══ Information given

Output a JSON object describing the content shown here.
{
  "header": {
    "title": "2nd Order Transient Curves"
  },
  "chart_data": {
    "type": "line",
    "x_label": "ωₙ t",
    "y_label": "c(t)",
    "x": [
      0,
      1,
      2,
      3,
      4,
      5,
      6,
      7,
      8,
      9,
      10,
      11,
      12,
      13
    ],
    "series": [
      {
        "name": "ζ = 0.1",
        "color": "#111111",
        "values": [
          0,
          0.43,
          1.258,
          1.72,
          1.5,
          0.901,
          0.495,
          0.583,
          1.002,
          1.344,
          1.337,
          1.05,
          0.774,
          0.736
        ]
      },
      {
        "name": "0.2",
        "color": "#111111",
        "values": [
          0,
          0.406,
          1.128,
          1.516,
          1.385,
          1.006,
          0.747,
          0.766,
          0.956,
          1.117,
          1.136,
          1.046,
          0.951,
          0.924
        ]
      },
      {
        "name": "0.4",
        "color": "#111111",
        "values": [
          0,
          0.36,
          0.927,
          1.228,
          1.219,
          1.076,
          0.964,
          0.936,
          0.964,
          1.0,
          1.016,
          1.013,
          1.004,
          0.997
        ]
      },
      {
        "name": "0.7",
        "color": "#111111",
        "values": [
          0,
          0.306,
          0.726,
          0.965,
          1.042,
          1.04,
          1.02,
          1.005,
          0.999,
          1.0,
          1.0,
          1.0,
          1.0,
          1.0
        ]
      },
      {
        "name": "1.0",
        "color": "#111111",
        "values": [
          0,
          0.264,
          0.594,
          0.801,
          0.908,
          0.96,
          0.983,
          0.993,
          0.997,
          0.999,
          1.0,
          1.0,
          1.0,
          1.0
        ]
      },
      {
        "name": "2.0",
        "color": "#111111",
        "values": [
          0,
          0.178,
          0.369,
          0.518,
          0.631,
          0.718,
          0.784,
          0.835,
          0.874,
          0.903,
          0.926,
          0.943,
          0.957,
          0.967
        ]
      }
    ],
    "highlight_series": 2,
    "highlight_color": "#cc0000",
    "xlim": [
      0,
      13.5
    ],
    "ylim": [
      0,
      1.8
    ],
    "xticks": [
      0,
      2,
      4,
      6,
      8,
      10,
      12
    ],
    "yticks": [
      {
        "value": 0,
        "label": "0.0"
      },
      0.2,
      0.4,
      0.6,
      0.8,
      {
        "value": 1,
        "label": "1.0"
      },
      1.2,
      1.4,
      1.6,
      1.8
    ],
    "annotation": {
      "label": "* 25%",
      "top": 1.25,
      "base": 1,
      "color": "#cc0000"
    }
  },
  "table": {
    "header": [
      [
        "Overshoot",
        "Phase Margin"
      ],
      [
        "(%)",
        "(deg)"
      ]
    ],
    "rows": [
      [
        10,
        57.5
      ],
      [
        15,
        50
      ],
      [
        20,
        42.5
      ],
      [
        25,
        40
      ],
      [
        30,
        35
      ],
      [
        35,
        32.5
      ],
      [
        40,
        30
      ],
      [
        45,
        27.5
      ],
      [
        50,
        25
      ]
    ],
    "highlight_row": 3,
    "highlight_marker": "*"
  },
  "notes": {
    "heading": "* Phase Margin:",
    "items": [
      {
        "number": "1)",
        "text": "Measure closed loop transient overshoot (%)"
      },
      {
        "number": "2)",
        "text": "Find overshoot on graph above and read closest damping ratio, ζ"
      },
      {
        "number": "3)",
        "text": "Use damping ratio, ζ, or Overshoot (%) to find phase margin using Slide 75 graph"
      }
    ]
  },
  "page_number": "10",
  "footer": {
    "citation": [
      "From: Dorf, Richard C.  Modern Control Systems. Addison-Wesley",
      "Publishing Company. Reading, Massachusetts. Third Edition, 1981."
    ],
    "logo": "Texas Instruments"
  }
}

════

Give only the number of lines above that hold the string "text".

3